- [Input data]
----------
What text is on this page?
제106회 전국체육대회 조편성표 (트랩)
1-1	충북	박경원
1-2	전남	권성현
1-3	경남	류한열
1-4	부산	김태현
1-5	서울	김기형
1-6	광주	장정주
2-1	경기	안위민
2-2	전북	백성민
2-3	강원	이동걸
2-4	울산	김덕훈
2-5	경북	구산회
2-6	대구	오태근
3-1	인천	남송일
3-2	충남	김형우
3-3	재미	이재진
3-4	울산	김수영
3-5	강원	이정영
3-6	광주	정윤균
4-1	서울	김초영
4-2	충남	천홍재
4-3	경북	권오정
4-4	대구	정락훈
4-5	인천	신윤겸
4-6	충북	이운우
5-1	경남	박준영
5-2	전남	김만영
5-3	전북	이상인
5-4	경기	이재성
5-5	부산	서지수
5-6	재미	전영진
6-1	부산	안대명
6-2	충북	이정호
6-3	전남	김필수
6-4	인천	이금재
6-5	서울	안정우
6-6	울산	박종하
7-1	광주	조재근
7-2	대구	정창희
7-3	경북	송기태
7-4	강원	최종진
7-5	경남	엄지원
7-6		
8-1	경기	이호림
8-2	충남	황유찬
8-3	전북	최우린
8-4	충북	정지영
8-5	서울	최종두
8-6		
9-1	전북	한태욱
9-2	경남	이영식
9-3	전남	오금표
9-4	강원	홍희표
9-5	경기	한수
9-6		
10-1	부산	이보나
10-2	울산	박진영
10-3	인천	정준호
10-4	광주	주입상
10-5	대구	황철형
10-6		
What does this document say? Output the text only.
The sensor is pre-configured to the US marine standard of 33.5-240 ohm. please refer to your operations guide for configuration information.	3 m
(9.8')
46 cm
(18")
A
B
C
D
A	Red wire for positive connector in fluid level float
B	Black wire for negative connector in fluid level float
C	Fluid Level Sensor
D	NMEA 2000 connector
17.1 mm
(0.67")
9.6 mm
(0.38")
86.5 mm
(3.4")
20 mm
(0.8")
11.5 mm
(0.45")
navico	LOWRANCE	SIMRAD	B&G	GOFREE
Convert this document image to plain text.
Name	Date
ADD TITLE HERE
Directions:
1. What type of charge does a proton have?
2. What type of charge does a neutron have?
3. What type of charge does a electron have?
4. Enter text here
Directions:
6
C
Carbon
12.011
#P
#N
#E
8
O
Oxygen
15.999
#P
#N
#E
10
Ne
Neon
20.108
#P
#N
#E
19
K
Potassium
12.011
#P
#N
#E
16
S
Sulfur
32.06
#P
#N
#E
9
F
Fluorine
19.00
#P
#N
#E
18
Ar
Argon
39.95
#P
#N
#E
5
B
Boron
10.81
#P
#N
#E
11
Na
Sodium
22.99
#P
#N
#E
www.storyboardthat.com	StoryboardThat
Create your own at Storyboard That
----------
Set down every record above exactly as given.

What text is on this page?
제106회 전국체육대회 조편성표 (트랩)
1-1	충북	박경원
1-2	전남	권성현
1-3	경남	류한열
1-4	부산	김태현
1-5	서울	김기형
1-6	광주	장정주
2-1	경기	안위민
2-2	전북	백성민
2-3	강원	이동걸
2-4	울산	김덕훈
2-5	경북	구산회
2-6	대구	오태근
3-1	인천	남송일
3-2	충남	김형우
3-3	재미	이재진
3-4	울산	김수영
3-5	강원	이정영
3-6	광주	정윤균
4-1	서울	김초영
4-2	충남	천홍재
4-3	경북	권오정
4-4	대구	정락훈
4-5	인천	신윤겸
4-6	충북	이운우
5-1	경남	박준영
5-2	전남	김만영
5-3	전북	이상인
5-4	경기	이재성
5-5	부산	서지수
5-6	재미	전영진
6-1	부산	안대명
6-2	충북	이정호
6-3	전남	김필수
6-4	인천	이금재
6-5	서울	안정우
6-6	울산	박종하
7-1	광주	조재근
7-2	대구	정창희
7-3	경북	송기태
7-4	강원	최종진
7-5	경남	엄지원
7-6		
8-1	경기	이호림
8-2	충남	황유찬
8-3	전북	최우린
8-4	충북	정지영
8-5	서울	최종두
8-6		
9-1	전북	한태욱
9-2	경남	이영식
9-3	전남	오금표
9-4	강원	홍희표
9-5	경기	한수
9-6		
10-1	부산	이보나
10-2	울산	박진영
10-3	인천	정준호
10-4	광주	주입상
10-5	대구	황철형
10-6		
What does this document say? Output the text only.
The sensor is pre-configured to the US marine standard of 33.5-240 ohm. please refer to your operations guide for configuration information.	3 m
(9.8')
46 cm
(18")
A
B
C
D
A	Red wire for positive connector in fluid level float
B	Black wire for negative connector in fluid level float
C	Fluid Level Sensor
D	NMEA 2000 connector
17.1 mm
(0.67")
9.6 mm
(0.38")
86.5 mm
(3.4")
20 mm
(0.8")
11.5 mm
(0.45")
navico	LOWRANCE	SIMRAD	B&G	GOFREE
Convert this document image to plain text.
Name	Date
ADD TITLE HERE
Directions:
1. What type of charge does a proton have?
2. What type of charge does a neutron have?
3. What type of charge does a electron have?
4. Enter text here
Directions:
6
C
Carbon
12.011
#P
#N
#E
8
O
Oxygen
15.999
#P
#N
#E
10
Ne
Neon
20.108
#P
#N
#E
19
K
Potassium
12.011
#P
#N
#E
16
S
Sulfur
32.06
#P
#N
#E
9
F
Fluorine
19.00
#P
#N
#E
18
Ar
Argon
39.95
#P
#N
#E
5
B
Boron
10.81
#P
#N
#E
11
Na
Sodium
22.99
#P
#N
#E
www.storyboardthat.com	StoryboardThat
Create your own at Storyboard That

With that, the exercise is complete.